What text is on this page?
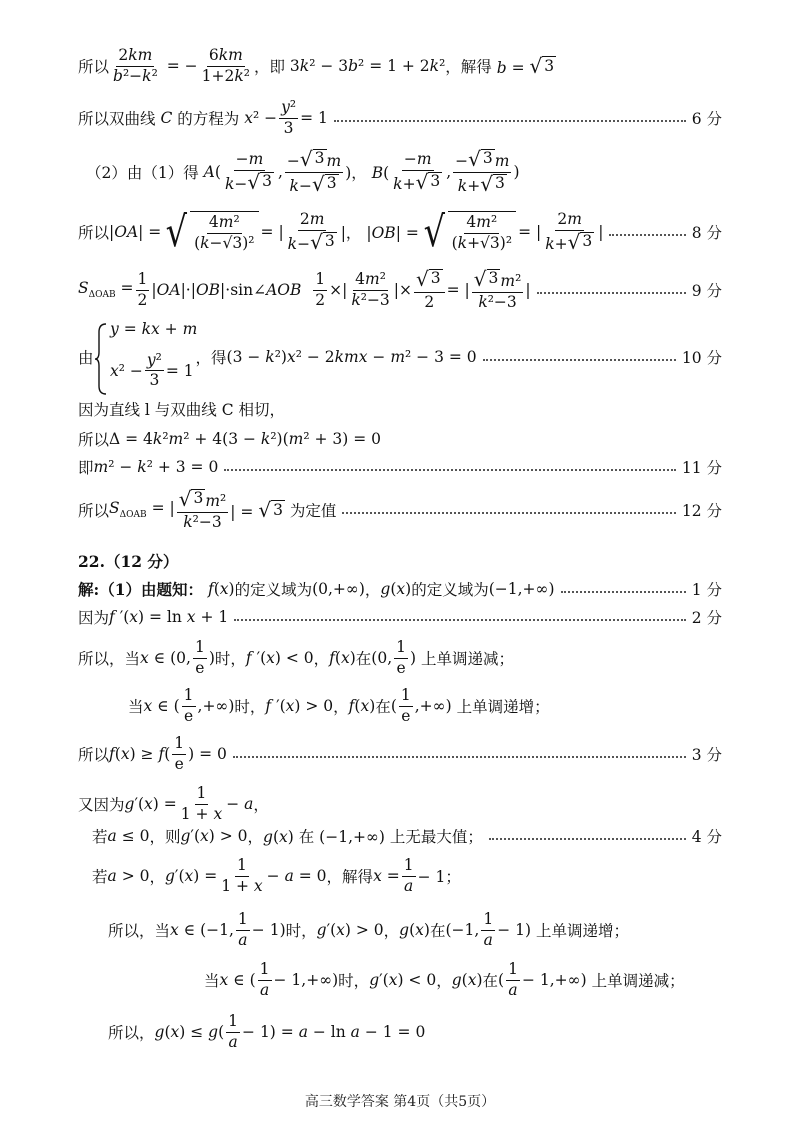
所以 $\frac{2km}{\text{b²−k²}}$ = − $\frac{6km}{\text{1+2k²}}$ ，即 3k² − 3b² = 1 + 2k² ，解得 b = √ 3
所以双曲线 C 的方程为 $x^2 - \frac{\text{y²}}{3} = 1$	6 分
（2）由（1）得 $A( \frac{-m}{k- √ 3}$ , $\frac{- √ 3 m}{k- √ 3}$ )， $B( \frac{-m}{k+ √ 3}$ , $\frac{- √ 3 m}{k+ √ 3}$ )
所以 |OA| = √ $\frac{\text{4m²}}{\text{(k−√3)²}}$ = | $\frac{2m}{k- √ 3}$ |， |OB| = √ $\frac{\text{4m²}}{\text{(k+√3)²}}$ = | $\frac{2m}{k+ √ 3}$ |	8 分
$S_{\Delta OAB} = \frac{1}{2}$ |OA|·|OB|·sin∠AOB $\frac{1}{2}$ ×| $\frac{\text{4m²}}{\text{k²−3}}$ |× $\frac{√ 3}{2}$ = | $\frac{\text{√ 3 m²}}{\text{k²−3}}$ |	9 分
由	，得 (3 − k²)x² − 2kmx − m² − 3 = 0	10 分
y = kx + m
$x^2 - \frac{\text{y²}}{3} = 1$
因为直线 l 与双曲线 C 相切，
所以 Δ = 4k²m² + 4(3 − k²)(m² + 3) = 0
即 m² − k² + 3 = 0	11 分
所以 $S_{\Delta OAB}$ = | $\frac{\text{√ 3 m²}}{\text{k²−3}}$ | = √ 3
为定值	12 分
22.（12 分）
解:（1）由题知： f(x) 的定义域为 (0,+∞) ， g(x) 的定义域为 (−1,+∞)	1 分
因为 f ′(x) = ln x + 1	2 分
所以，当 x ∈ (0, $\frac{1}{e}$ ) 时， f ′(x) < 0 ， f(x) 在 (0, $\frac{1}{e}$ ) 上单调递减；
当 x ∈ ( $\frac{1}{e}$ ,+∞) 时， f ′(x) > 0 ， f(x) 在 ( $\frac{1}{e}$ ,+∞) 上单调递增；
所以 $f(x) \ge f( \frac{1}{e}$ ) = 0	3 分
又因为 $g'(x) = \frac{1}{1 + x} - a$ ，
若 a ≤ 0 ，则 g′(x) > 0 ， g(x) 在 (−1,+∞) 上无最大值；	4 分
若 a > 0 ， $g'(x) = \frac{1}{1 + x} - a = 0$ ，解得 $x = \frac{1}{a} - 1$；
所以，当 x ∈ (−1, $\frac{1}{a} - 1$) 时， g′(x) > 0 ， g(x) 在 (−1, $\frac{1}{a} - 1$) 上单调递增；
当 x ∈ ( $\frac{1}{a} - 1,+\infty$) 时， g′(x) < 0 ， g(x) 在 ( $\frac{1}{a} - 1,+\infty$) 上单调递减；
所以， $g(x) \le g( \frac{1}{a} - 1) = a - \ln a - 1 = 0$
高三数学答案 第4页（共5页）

☆ ☆ ☆ ☆ ☆

#### EXERCISE PROMPT:
Extract every line of the data exactly; pictures stay out.

#### ANSWER TO THE TASK:
What text is on this page?
所以 $\frac{2km}{\text{b²−k²}}$ = − $\frac{6km}{\text{1+2k²}}$ ，即 3k² − 3b² = 1 + 2k² ，解得 b = √ 3
所以双曲线 C 的方程为 $x^2 - \frac{\text{y²}}{3} = 1$	6 分
（2）由（1）得 $A( \frac{-m}{k- √ 3}$ , $\frac{- √ 3 m}{k- √ 3}$ )， $B( \frac{-m}{k+ √ 3}$ , $\frac{- √ 3 m}{k+ √ 3}$ )
所以 |OA| = √ $\frac{\text{4m²}}{\text{(k−√3)²}}$ = | $\frac{2m}{k- √ 3}$ |， |OB| = √ $\frac{\text{4m²}}{\text{(k+√3)²}}$ = | $\frac{2m}{k+ √ 3}$ |	8 分
$S_{\Delta OAB} = \frac{1}{2}$ |OA|·|OB|·sin∠AOB $\frac{1}{2}$ ×| $\frac{\text{4m²}}{\text{k²−3}}$ |× $\frac{√ 3}{2}$ = | $\frac{\text{√ 3 m²}}{\text{k²−3}}$ |	9 分
由	，得 (3 − k²)x² − 2kmx − m² − 3 = 0	10 分
y = kx + m
$x^2 - \frac{\text{y²}}{3} = 1$
因为直线 l 与双曲线 C 相切，
所以 Δ = 4k²m² + 4(3 − k²)(m² + 3) = 0
即 m² − k² + 3 = 0	11 分
所以 $S_{\Delta OAB}$ = | $\frac{\text{√ 3 m²}}{\text{k²−3}}$ | = √ 3
为定值	12 分
22.（12 分）
解:（1）由题知： f(x) 的定义域为 (0,+∞) ， g(x) 的定义域为 (−1,+∞)	1 分
因为 f ′(x) = ln x + 1	2 分
所以，当 x ∈ (0, $\frac{1}{e}$ ) 时， f ′(x) < 0 ， f(x) 在 (0, $\frac{1}{e}$ ) 上单调递减；
当 x ∈ ( $\frac{1}{e}$ ,+∞) 时， f ′(x) > 0 ， f(x) 在 ( $\frac{1}{e}$ ,+∞) 上单调递增；
所以 $f(x) \ge f( \frac{1}{e}$ ) = 0	3 分
又因为 $g'(x) = \frac{1}{1 + x} - a$ ，
若 a ≤ 0 ，则 g′(x) > 0 ， g(x) 在 (−1,+∞) 上无最大值；	4 分
若 a > 0 ， $g'(x) = \frac{1}{1 + x} - a = 0$ ，解得 $x = \frac{1}{a} - 1$；
所以，当 x ∈ (−1, $\frac{1}{a} - 1$) 时， g′(x) > 0 ， g(x) 在 (−1, $\frac{1}{a} - 1$) 上单调递增；
当 x ∈ ( $\frac{1}{a} - 1,+\infty$) 时， g′(x) < 0 ， g(x) 在 ( $\frac{1}{a} - 1,+\infty$) 上单调递减；
所以， $g(x) \le g( \frac{1}{a} - 1) = a - \ln a - 1 = 0$
高三数学答案 第4页（共5页）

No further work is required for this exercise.